## [REQUEST]
Pull every line containing "Megállapította" out of the material below.

Saved entries
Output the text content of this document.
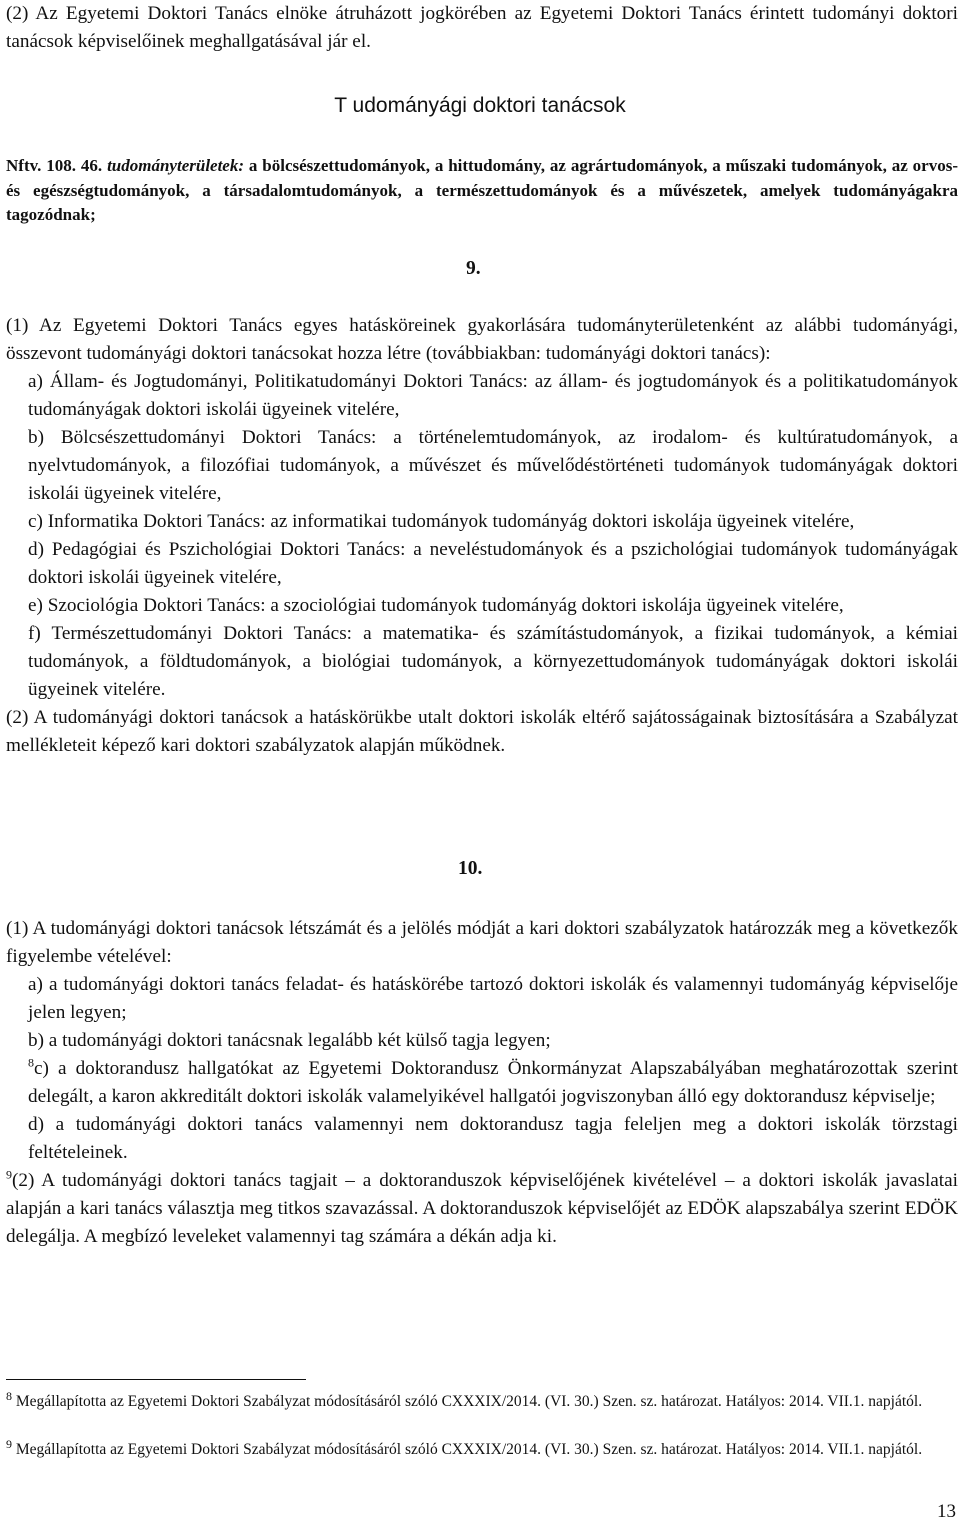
(2) Az Egyetemi Doktori Tanács elnöke átruházott jogkörében az Egyetemi Doktori Tanács érintett tudományi doktori tanácsok képviselőinek meghallgatásával jár el.

T udományági doktori tanácsok
Nftv. 108. 46. tudományterületek: a bölcsészettudományok, a hittudomány, az agrártudományok, a műszaki tudományok, az orvos- és egészségtudományok, a társadalomtudományok, a természettudományok és a művészetek, amelyek tudományágakra tagozódnak;
9.
(1) Az Egyetemi Doktori Tanács egyes hatásköreinek gyakorlására tudományterületenként az alábbi tudományági, összevont tudományági doktori tanácsokat hozza létre (továbbiakban: tudományági doktori tanács):
a) Állam- és Jogtudományi, Politikatudományi Doktori Tanács: az állam- és jogtudományok és a politikatudományok tudományágak doktori iskolái ügyeinek vitelére,
b) Bölcsészettudományi Doktori Tanács: a történelemtudományok, az irodalom- és kultúratudományok, a nyelvtudományok, a filozófiai tudományok, a művészet és művelődéstörténeti tudományok tudományágak doktori iskolái ügyeinek vitelére,
c) Informatika Doktori Tanács: az informatikai tudományok tudományág doktori iskolája ügyeinek vitelére,
d) Pedagógiai és Pszichológiai Doktori Tanács: a neveléstudományok és a pszichológiai tudományok tudományágak doktori iskolái ügyeinek vitelére,
e) Szociológia Doktori Tanács: a szociológiai tudományok tudományág doktori iskolája ügyeinek vitelére,
f) Természettudományi Doktori Tanács: a matematika- és számítástudományok, a fizikai tudományok, a kémiai tudományok, a földtudományok, a biológiai tudományok, a környezettudományok tudományágak doktori iskolái ügyeinek vitelére.
(2) A tudományági doktori tanácsok a hatáskörükbe utalt doktori iskolák eltérő sajátosságainak biztosítására a Szabályzat mellékleteit képező kari doktori szabályzatok alapján működnek.
10.
(1) A tudományági doktori tanácsok létszámát és a jelölés módját a kari doktori szabályzatok határozzák meg a következők figyelembe vételével:
a) a tudományági doktori tanács feladat- és hatáskörébe tartozó doktori iskolák és valamennyi tudományág képviselője jelen legyen;
b) a tudományági doktori tanácsnak legalább két külső tagja legyen;
$^8$c) a doktorandusz hallgatókat az Egyetemi Doktorandusz Önkormányzat Alapszabályában meghatározottak szerint delegált, a karon akkreditált doktori iskolák valamelyikével hallgatói jogviszonyban álló egy doktorandusz képviselje;
d) a tudományági doktori tanács valamennyi nem doktorandusz tagja feleljen meg a doktori iskolák törzstagi feltételeinek.
$^9$(2) A tudományági doktori tanács tagjait – a doktoranduszok képviselőjének kivételével – a doktori iskolák javaslatai alapján a kari tanács választja meg titkos szavazással. A doktoranduszok képviselőjét az EDÖK alapszabálya szerint EDÖK delegálja. A megbízó leveleket valamennyi tag számára a dékán adja ki.
$^8$ Megállapította az Egyetemi Doktori Szabályzat módosításáról szóló CXXXIX/2014. (VI. 30.) Szen. sz. határozat. Hatályos: 2014. VII.1. napjától.
$^9$ Megállapította az Egyetemi Doktori Szabályzat módosításáról szóló CXXXIX/2014. (VI. 30.) Szen. sz. határozat. Hatályos: 2014. VII.1. napjától.
13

## [TASK ANSWER]
$^8$ Megállapította az Egyetemi Doktori Szabályzat módosításáról szóló CXXXIX/2014. (VI. 30.) Szen. sz. határozat. Hatályos: 2014. VII.1. napjától.
$^9$ Megállapította az Egyetemi Doktori Szabályzat módosításáról szóló CXXXIX/2014. (VI. 30.) Szen. sz. határozat. Hatályos: 2014. VII.1. napjától.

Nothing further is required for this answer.